_Given instruction_
Starting at the line with "Give me the" in it, reproduce each line below through the last one, exactly, and include nothing else.
------ Data excerpts
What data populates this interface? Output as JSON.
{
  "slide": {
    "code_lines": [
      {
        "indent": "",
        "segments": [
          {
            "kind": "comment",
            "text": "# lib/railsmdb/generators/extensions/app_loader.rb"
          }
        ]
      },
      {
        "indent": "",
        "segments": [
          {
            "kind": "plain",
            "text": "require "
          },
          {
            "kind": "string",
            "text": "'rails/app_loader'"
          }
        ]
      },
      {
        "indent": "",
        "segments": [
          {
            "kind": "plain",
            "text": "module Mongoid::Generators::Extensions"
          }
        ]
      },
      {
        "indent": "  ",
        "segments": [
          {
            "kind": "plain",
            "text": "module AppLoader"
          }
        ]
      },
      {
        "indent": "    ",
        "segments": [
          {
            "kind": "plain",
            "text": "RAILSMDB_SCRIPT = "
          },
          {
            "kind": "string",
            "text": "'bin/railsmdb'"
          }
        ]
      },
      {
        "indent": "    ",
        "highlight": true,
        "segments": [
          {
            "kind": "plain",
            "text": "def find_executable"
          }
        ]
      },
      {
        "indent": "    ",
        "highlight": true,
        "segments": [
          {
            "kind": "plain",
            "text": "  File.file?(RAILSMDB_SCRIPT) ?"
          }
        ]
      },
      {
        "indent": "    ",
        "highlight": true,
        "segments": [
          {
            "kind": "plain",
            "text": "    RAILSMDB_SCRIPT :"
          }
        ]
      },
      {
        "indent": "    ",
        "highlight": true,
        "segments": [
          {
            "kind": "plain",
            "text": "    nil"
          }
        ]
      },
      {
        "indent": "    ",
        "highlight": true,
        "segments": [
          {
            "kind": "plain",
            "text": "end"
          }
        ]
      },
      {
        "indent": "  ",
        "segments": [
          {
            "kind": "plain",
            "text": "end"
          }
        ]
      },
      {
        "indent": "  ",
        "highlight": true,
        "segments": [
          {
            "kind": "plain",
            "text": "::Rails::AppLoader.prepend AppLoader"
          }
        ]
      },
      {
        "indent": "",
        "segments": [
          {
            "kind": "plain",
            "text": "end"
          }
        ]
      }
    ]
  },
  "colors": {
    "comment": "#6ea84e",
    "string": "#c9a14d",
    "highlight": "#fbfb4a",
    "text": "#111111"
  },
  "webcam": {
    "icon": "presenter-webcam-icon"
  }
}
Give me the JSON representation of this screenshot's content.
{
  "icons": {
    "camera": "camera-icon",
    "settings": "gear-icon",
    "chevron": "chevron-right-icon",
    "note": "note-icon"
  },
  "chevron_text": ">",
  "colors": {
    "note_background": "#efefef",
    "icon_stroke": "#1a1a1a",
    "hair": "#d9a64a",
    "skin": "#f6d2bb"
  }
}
------------
_Solution to this problem_
Give me the JSON representation of this screenshot's content.
{
  "icons": {
    "camera": "camera-icon",
    "settings": "gear-icon",
    "chevron": "chevron-right-icon",
    "note": "note-icon"
  },
  "chevron_text": ">",
  "colors": {
    "note_background": "#efefef",
    "icon_stroke": "#1a1a1a",
    "hair": "#d9a64a",
    "skin": "#f6d2bb"
  }
}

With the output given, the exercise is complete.